▶

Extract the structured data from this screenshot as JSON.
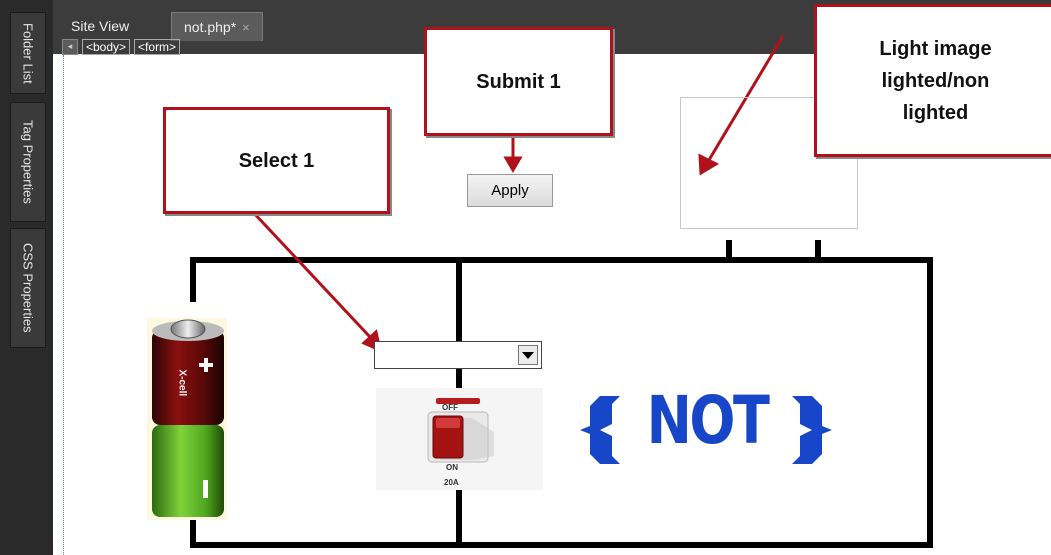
{
  "sidebar": {
    "tabs": [
      {
        "label": "Folder List"
      },
      {
        "label": "Tag Properties"
      },
      {
        "label": "CSS Properties"
      }
    ]
  },
  "tabs": [
    {
      "label": "Site View"
    },
    {
      "label": "not.php*",
      "close": "×"
    }
  ],
  "breadcrumb": {
    "items": [
      "<body>",
      "<form>"
    ],
    "nav": "◂"
  },
  "form": {
    "apply_label": "Apply",
    "select_value": ""
  },
  "callouts": {
    "submit": "Submit 1",
    "select": "Select 1",
    "light_line1": "Light image",
    "light_line2": "lighted/non",
    "light_line3": "lighted"
  },
  "battery": {
    "brand": "X-cell",
    "plus": "+",
    "minus": "I"
  },
  "switch": {
    "off": "OFF",
    "on": "ON",
    "rating": "20A"
  },
  "gate": {
    "label": "NOT"
  },
  "colors": {
    "callout_border": "#b0121b",
    "gate_blue": "#1746c9",
    "wire": "#000000"
  }
}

◀

## WORK REQUIRED
Each record above should come back exactly the same, only without its pictures.

## EXERCISE ANSWER
Extract the structured data from this screenshot as JSON.
{
  "sidebar": {
    "tabs": [
      {
        "label": "Folder List"
      },
      {
        "label": "Tag Properties"
      },
      {
        "label": "CSS Properties"
      }
    ]
  },
  "tabs": [
    {
      "label": "Site View"
    },
    {
      "label": "not.php*",
      "close": "×"
    }
  ],
  "breadcrumb": {
    "items": [
      "<body>",
      "<form>"
    ],
    "nav": "◂"
  },
  "form": {
    "apply_label": "Apply",
    "select_value": ""
  },
  "callouts": {
    "submit": "Submit 1",
    "select": "Select 1",
    "light_line1": "Light image",
    "light_line2": "lighted/non",
    "light_line3": "lighted"
  },
  "battery": {
    "brand": "X-cell",
    "plus": "+",
    "minus": "I"
  },
  "switch": {
    "off": "OFF",
    "on": "ON",
    "rating": "20A"
  },
  "gate": {
    "label": "NOT"
  },
  "colors": {
    "callout_border": "#b0121b",
    "gate_blue": "#1746c9",
    "wire": "#000000"
  }
}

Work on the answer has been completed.